#### Extracted material
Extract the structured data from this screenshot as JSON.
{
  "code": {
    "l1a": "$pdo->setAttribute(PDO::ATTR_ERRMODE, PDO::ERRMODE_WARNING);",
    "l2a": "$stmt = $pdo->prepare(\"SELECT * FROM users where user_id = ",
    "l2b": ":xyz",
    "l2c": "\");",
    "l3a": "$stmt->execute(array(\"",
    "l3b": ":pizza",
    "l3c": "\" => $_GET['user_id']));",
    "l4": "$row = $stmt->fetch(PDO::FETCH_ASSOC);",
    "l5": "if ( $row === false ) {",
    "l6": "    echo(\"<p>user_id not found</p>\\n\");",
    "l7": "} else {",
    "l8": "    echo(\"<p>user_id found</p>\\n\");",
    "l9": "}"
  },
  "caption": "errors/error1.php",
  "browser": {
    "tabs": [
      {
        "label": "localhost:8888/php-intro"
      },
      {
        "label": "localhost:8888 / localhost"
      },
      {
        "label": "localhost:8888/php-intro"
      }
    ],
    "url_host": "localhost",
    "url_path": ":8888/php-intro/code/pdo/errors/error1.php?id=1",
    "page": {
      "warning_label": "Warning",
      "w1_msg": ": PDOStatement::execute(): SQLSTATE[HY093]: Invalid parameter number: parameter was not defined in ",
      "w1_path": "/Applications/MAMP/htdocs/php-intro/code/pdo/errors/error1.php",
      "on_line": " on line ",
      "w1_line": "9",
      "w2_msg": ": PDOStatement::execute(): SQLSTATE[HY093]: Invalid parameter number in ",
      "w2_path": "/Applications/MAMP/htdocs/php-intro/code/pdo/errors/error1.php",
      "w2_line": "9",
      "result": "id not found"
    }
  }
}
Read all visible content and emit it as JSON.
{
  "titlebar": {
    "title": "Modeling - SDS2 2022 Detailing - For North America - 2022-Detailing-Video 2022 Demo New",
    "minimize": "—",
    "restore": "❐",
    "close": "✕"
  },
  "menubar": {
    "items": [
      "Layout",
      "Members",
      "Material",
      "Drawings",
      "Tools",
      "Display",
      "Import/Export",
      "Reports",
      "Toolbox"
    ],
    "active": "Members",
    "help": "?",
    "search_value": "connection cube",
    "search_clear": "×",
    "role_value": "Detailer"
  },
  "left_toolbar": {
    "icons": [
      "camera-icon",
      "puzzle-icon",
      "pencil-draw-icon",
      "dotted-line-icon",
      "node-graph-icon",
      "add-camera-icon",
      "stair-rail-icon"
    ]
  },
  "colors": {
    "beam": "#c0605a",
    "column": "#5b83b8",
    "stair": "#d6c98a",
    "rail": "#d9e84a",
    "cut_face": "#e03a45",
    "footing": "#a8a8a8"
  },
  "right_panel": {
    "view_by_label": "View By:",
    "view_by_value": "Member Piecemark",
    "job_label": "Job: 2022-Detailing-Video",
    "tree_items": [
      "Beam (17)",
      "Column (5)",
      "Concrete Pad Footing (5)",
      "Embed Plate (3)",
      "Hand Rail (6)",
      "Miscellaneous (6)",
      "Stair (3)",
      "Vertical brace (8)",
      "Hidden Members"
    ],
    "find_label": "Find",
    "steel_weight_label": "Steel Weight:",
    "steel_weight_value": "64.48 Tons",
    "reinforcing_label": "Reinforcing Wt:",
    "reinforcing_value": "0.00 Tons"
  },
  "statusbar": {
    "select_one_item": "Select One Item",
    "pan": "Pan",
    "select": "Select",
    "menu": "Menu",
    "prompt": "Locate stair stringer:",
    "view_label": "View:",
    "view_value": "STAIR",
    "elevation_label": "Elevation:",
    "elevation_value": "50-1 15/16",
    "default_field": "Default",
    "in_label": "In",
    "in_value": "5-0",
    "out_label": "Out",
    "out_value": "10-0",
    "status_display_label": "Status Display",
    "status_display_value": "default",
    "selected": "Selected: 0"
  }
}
########
Exercise objective = Give an exact copy of all the data shown above.

Output below =
Extract the structured data from this screenshot as JSON.
{
  "code": {
    "l1a": "$pdo->setAttribute(PDO::ATTR_ERRMODE, PDO::ERRMODE_WARNING);",
    "l2a": "$stmt = $pdo->prepare(\"SELECT * FROM users where user_id = ",
    "l2b": ":xyz",
    "l2c": "\");",
    "l3a": "$stmt->execute(array(\"",
    "l3b": ":pizza",
    "l3c": "\" => $_GET['user_id']));",
    "l4": "$row = $stmt->fetch(PDO::FETCH_ASSOC);",
    "l5": "if ( $row === false ) {",
    "l6": "    echo(\"<p>user_id not found</p>\\n\");",
    "l7": "} else {",
    "l8": "    echo(\"<p>user_id found</p>\\n\");",
    "l9": "}"
  },
  "caption": "errors/error1.php",
  "browser": {
    "tabs": [
      {
        "label": "localhost:8888/php-intro"
      },
      {
        "label": "localhost:8888 / localhost"
      },
      {
        "label": "localhost:8888/php-intro"
      }
    ],
    "url_host": "localhost",
    "url_path": ":8888/php-intro/code/pdo/errors/error1.php?id=1",
    "page": {
      "warning_label": "Warning",
      "w1_msg": ": PDOStatement::execute(): SQLSTATE[HY093]: Invalid parameter number: parameter was not defined in ",
      "w1_path": "/Applications/MAMP/htdocs/php-intro/code/pdo/errors/error1.php",
      "on_line": " on line ",
      "w1_line": "9",
      "w2_msg": ": PDOStatement::execute(): SQLSTATE[HY093]: Invalid parameter number in ",
      "w2_path": "/Applications/MAMP/htdocs/php-intro/code/pdo/errors/error1.php",
      "w2_line": "9",
      "result": "id not found"
    }
  }
}
Read all visible content and emit it as JSON.
{
  "titlebar": {
    "title": "Modeling - SDS2 2022 Detailing - For North America - 2022-Detailing-Video 2022 Demo New",
    "minimize": "—",
    "restore": "❐",
    "close": "✕"
  },
  "menubar": {
    "items": [
      "Layout",
      "Members",
      "Material",
      "Drawings",
      "Tools",
      "Display",
      "Import/Export",
      "Reports",
      "Toolbox"
    ],
    "active": "Members",
    "help": "?",
    "search_value": "connection cube",
    "search_clear": "×",
    "role_value": "Detailer"
  },
  "left_toolbar": {
    "icons": [
      "camera-icon",
      "puzzle-icon",
      "pencil-draw-icon",
      "dotted-line-icon",
      "node-graph-icon",
      "add-camera-icon",
      "stair-rail-icon"
    ]
  },
  "colors": {
    "beam": "#c0605a",
    "column": "#5b83b8",
    "stair": "#d6c98a",
    "rail": "#d9e84a",
    "cut_face": "#e03a45",
    "footing": "#a8a8a8"
  },
  "right_panel": {
    "view_by_label": "View By:",
    "view_by_value": "Member Piecemark",
    "job_label": "Job: 2022-Detailing-Video",
    "tree_items": [
      "Beam (17)",
      "Column (5)",
      "Concrete Pad Footing (5)",
      "Embed Plate (3)",
      "Hand Rail (6)",
      "Miscellaneous (6)",
      "Stair (3)",
      "Vertical brace (8)",
      "Hidden Members"
    ],
    "find_label": "Find",
    "steel_weight_label": "Steel Weight:",
    "steel_weight_value": "64.48 Tons",
    "reinforcing_label": "Reinforcing Wt:",
    "reinforcing_value": "0.00 Tons"
  },
  "statusbar": {
    "select_one_item": "Select One Item",
    "pan": "Pan",
    "select": "Select",
    "menu": "Menu",
    "prompt": "Locate stair stringer:",
    "view_label": "View:",
    "view_value": "STAIR",
    "elevation_label": "Elevation:",
    "elevation_value": "50-1 15/16",
    "default_field": "Default",
    "in_label": "In",
    "in_value": "5-0",
    "out_label": "Out",
    "out_value": "10-0",
    "status_display_label": "Status Display",
    "status_display_value": "default",
    "selected": "Selected: 0"
  }
}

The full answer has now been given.